* _Task goal_:
Reproduce each record exactly.

* _Extracted records_:
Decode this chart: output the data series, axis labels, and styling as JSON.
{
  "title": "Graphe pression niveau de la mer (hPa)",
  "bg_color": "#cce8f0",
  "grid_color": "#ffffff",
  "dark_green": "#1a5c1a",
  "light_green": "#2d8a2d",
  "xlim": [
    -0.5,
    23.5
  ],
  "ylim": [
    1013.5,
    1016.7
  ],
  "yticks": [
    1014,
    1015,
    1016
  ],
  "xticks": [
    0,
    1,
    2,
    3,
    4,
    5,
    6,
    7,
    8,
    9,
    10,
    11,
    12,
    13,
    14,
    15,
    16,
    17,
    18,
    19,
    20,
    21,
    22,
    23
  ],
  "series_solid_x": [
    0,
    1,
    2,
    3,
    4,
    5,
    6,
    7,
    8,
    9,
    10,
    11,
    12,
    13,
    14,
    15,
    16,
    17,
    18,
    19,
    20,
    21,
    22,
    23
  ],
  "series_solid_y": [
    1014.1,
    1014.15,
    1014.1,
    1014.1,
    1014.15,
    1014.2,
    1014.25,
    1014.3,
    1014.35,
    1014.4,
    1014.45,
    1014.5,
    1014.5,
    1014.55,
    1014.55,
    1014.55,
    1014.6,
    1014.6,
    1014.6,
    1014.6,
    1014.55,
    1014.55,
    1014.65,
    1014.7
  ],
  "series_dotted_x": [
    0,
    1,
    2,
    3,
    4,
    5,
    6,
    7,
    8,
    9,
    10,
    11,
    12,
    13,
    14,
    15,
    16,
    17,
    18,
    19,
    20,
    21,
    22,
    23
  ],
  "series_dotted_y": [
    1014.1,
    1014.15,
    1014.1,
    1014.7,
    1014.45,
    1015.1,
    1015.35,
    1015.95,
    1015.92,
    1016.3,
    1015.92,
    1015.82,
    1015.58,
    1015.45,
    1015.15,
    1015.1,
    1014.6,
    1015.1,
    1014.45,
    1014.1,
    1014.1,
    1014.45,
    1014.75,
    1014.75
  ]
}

* _Correct response_:
Decode this chart: output the data series, axis labels, and styling as JSON.
{
  "title": "Graphe pression niveau de la mer (hPa)",
  "bg_color": "#cce8f0",
  "grid_color": "#ffffff",
  "dark_green": "#1a5c1a",
  "light_green": "#2d8a2d",
  "xlim": [
    -0.5,
    23.5
  ],
  "ylim": [
    1013.5,
    1016.7
  ],
  "yticks": [
    1014,
    1015,
    1016
  ],
  "xticks": [
    0,
    1,
    2,
    3,
    4,
    5,
    6,
    7,
    8,
    9,
    10,
    11,
    12,
    13,
    14,
    15,
    16,
    17,
    18,
    19,
    20,
    21,
    22,
    23
  ],
  "series_solid_x": [
    0,
    1,
    2,
    3,
    4,
    5,
    6,
    7,
    8,
    9,
    10,
    11,
    12,
    13,
    14,
    15,
    16,
    17,
    18,
    19,
    20,
    21,
    22,
    23
  ],
  "series_solid_y": [
    1014.1,
    1014.15,
    1014.1,
    1014.1,
    1014.15,
    1014.2,
    1014.25,
    1014.3,
    1014.35,
    1014.4,
    1014.45,
    1014.5,
    1014.5,
    1014.55,
    1014.55,
    1014.55,
    1014.6,
    1014.6,
    1014.6,
    1014.6,
    1014.55,
    1014.55,
    1014.65,
    1014.7
  ],
  "series_dotted_x": [
    0,
    1,
    2,
    3,
    4,
    5,
    6,
    7,
    8,
    9,
    10,
    11,
    12,
    13,
    14,
    15,
    16,
    17,
    18,
    19,
    20,
    21,
    22,
    23
  ],
  "series_dotted_y": [
    1014.1,
    1014.15,
    1014.1,
    1014.7,
    1014.45,
    1015.1,
    1015.35,
    1015.95,
    1015.92,
    1016.3,
    1015.92,
    1015.82,
    1015.58,
    1015.45,
    1015.15,
    1015.1,
    1014.6,
    1015.1,
    1014.45,
    1014.1,
    1014.1,
    1014.45,
    1014.75,
    1014.75
  ]
}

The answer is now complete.